PROBOLINGGO | SIGAP88 – Pemberlakuan tarif kepelabuhanan yang dilakukan BUP PT Delta Artha Bahari Nusantara atau DABN disesalkan pengguna jasa.
Sebab, penerapan itu tanpa ada kesepakatan sebelumnya, dan landasan dari Kementerian Perhubungan sebagai persetujuan berlakunya tarif.
“Itu jelas pungli. Segala sesuatu pungutan tanpa ada dasar hukum yang diberlakukan secara sepihak itu namanya pungli,” kata Achmad Nur Chisbullah, Ketua Asosiasi Perusahaan Bongkar Muat Indonesia (APBMI) Probolinggo, Kamis (1/5/2025) kepada wartawan
Bahkan, lanjut Achmad, pemberlakuan tarif jasa kepelabuhanan itu menabrak petunjuk Kemenhub dalam suratnya yang ditujukan kepada PT. DABN melalui Surat Nomor: PR.302/2/2/STJ/2024, tertanggal 3 Juni 2024, Perihal: Tindak Lanjut Usulan Penyesuaian Tarif Pelayanan Jasa Kepelabuhanan oleh Badan Usaha Pelabuhan PT Delta Artha Bahari Nusantara, yang ditandatangani oleh Sigit Widodo, ST, Kepala Biro Perencanaan Sekjen Kementerian Perhubungan sebagai jawaban atas surat Konsultasi Usulan Tarif yang dilayangkan PT. DABN sebelumnya.

▶ _URAIAN SOAL_: Tuliskan kembali bagian berita tentang tarif kepelabuhanan di atas, mulai dari "PROBOLINGGO | SIGAP88" dan berakhir pada "persetujuan berlakunya tarif.", tanpa mengubah satu kata pun.

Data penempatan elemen
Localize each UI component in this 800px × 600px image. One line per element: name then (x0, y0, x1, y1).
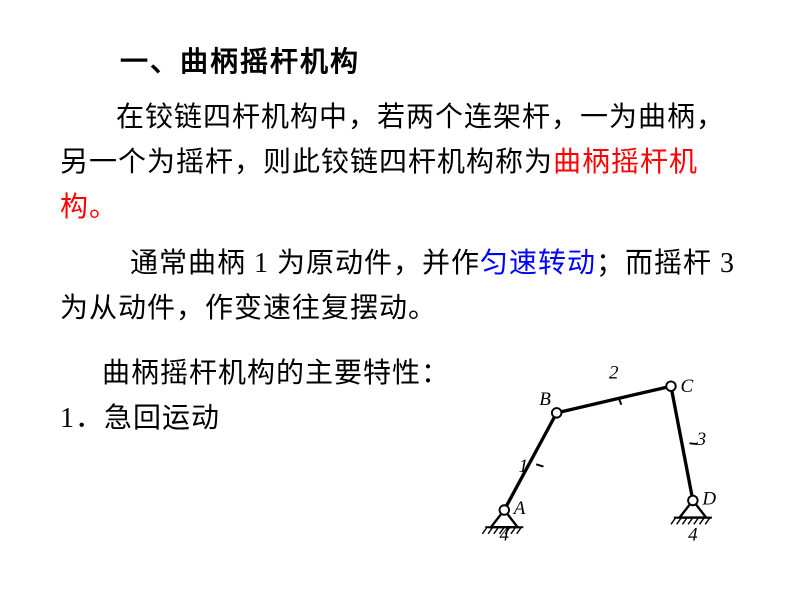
svg-text:3: 3 (696, 429, 707, 450)
svg-text:2: 2 (609, 363, 619, 384)
svg-text:B: B (539, 389, 551, 410)
para2-plain-a: 通常曲柄 1 为原动件，并作 (130, 248, 480, 279)
svg-text:4: 4 (500, 524, 510, 545)
svg-text:A: A (512, 498, 526, 519)
svg-text:4: 4 (688, 524, 698, 545)
section-heading: 一、曲柄摇杆机构 (120, 40, 740, 80)
paragraph-1: 在铰链四杆机构中，若两个连架杆，一为曲柄，另一个为摇杆，则此铰链四杆机构称为曲柄… (60, 96, 740, 230)
svg-text:D: D (701, 488, 716, 509)
four-bar-linkage-diagram: A B C D 1 2 3 4 4 (440, 350, 740, 550)
svg-text:1: 1 (519, 456, 529, 477)
para2-highlight-blue: 匀速转动 (480, 248, 596, 279)
paragraph-2: 通常曲柄 1 为原动件，并作匀速转动；而摇杆 3 为从动件，作变速往复摆动。 (60, 242, 740, 332)
svg-text:C: C (680, 376, 693, 397)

▶ _JAWABAN_:
PROBOLINGGO | SIGAP88 – Pemberlakuan tarif kepelabuhanan yang dilakukan BUP PT Delta Artha Bahari Nusantara atau DABN disesalkan pengguna jasa.
Sebab, penerapan itu tanpa ada kesepakatan sebelumnya, dan landasan dari Kementerian Perhubungan sebagai persetujuan berlakunya tarif.